■ **INSTRUCTION**:
Copy every entry word for word, but skip the pictures.
BEGIN MATERIAL PROVIDED
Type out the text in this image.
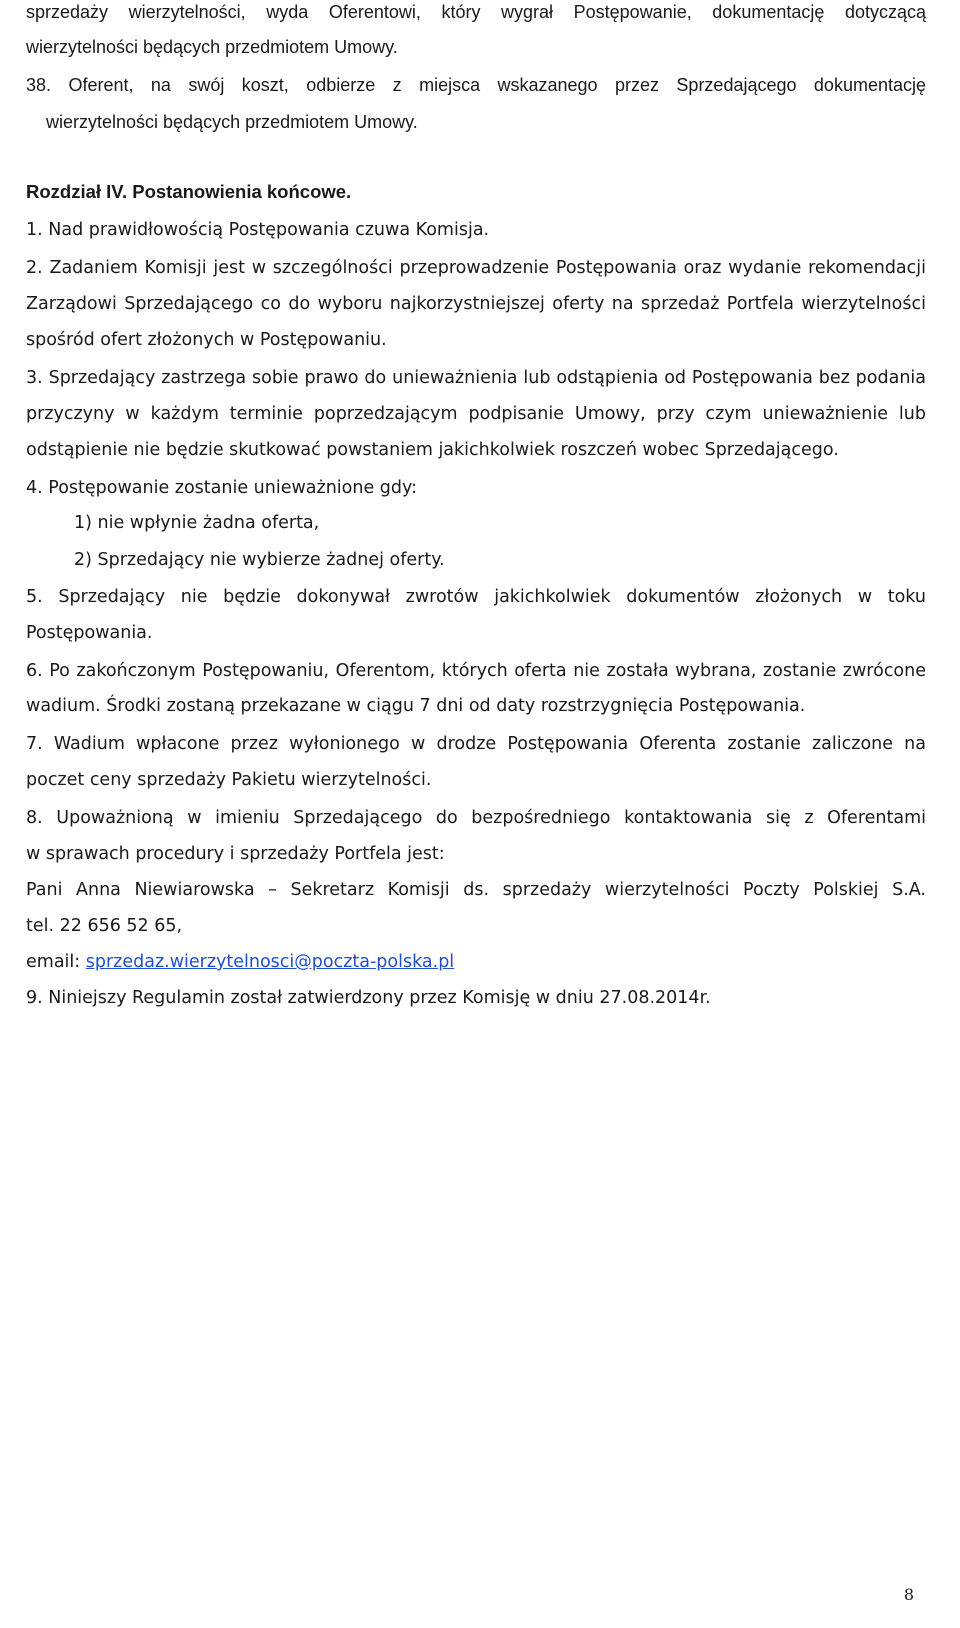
sprzedaży wierzytelności, wyda Oferentowi, który wygrał Postępowanie, dokumentację dotyczącą
wierzytelności będących przedmiotem Umowy.
38. Oferent, na swój koszt, odbierze z miejsca wskazanego przez Sprzedającego dokumentację
wierzytelności będących przedmiotem Umowy.
Rozdział IV. Postanowienia końcowe.
1. Nad prawidłowością Postępowania czuwa Komisja.
2. Zadaniem Komisji jest w szczególności przeprowadzenie Postępowania oraz wydanie rekomendacji
Zarządowi Sprzedającego co do wyboru najkorzystniejszej oferty na sprzedaż Portfela wierzytelności
spośród ofert złożonych w Postępowaniu.
3. Sprzedający zastrzega sobie prawo do unieważnienia lub odstąpienia od Postępowania bez podania
przyczyny w każdym terminie poprzedzającym podpisanie Umowy, przy czym unieważnienie lub
odstąpienie nie będzie skutkować powstaniem jakichkolwiek roszczeń wobec Sprzedającego.
4. Postępowanie zostanie unieważnione gdy:
1) nie wpłynie żadna oferta,
2) Sprzedający nie wybierze żadnej oferty.
5. Sprzedający nie będzie dokonywał zwrotów jakichkolwiek dokumentów złożonych w toku
Postępowania.
6. Po zakończonym Postępowaniu, Oferentom, których oferta nie została wybrana, zostanie zwrócone
wadium. Środki zostaną przekazane w ciągu 7 dni od daty rozstrzygnięcia Postępowania.
7. Wadium wpłacone przez wyłonionego w drodze Postępowania Oferenta zostanie zaliczone na
poczet ceny sprzedaży Pakietu wierzytelności.
8. Upoważnioną w imieniu Sprzedającego do bezpośredniego kontaktowania się z Oferentami
w sprawach procedury i sprzedaży Portfela jest:
Pani Anna Niewiarowska – Sekretarz Komisji ds. sprzedaży wierzytelności Poczty Polskiej S.A.
tel. 22 656 52 65,
email: sprzedaz.wierzytelnosci@poczta-polska.pl
9. Niniejszy Regulamin został zatwierdzony przez Komisję w dniu 27.08.2014r.
8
END MATERIAL PROVIDED
■ **FINAL ANSWER**:
Type out the text in this image.
sprzedaży wierzytelności, wyda Oferentowi, który wygrał Postępowanie, dokumentację dotyczącą
wierzytelności będących przedmiotem Umowy.
38. Oferent, na swój koszt, odbierze z miejsca wskazanego przez Sprzedającego dokumentację
wierzytelności będących przedmiotem Umowy.
Rozdział IV. Postanowienia końcowe.
1. Nad prawidłowością Postępowania czuwa Komisja.
2. Zadaniem Komisji jest w szczególności przeprowadzenie Postępowania oraz wydanie rekomendacji
Zarządowi Sprzedającego co do wyboru najkorzystniejszej oferty na sprzedaż Portfela wierzytelności
spośród ofert złożonych w Postępowaniu.
3. Sprzedający zastrzega sobie prawo do unieważnienia lub odstąpienia od Postępowania bez podania
przyczyny w każdym terminie poprzedzającym podpisanie Umowy, przy czym unieważnienie lub
odstąpienie nie będzie skutkować powstaniem jakichkolwiek roszczeń wobec Sprzedającego.
4. Postępowanie zostanie unieważnione gdy:
1) nie wpłynie żadna oferta,
2) Sprzedający nie wybierze żadnej oferty.
5. Sprzedający nie będzie dokonywał zwrotów jakichkolwiek dokumentów złożonych w toku
Postępowania.
6. Po zakończonym Postępowaniu, Oferentom, których oferta nie została wybrana, zostanie zwrócone
wadium. Środki zostaną przekazane w ciągu 7 dni od daty rozstrzygnięcia Postępowania.
7. Wadium wpłacone przez wyłonionego w drodze Postępowania Oferenta zostanie zaliczone na
poczet ceny sprzedaży Pakietu wierzytelności.
8. Upoważnioną w imieniu Sprzedającego do bezpośredniego kontaktowania się z Oferentami
w sprawach procedury i sprzedaży Portfela jest:
Pani Anna Niewiarowska – Sekretarz Komisji ds. sprzedaży wierzytelności Poczty Polskiej S.A.
tel. 22 656 52 65,
email: sprzedaz.wierzytelnosci@poczta-polska.pl
9. Niniejszy Regulamin został zatwierdzony przez Komisję w dniu 27.08.2014r.
8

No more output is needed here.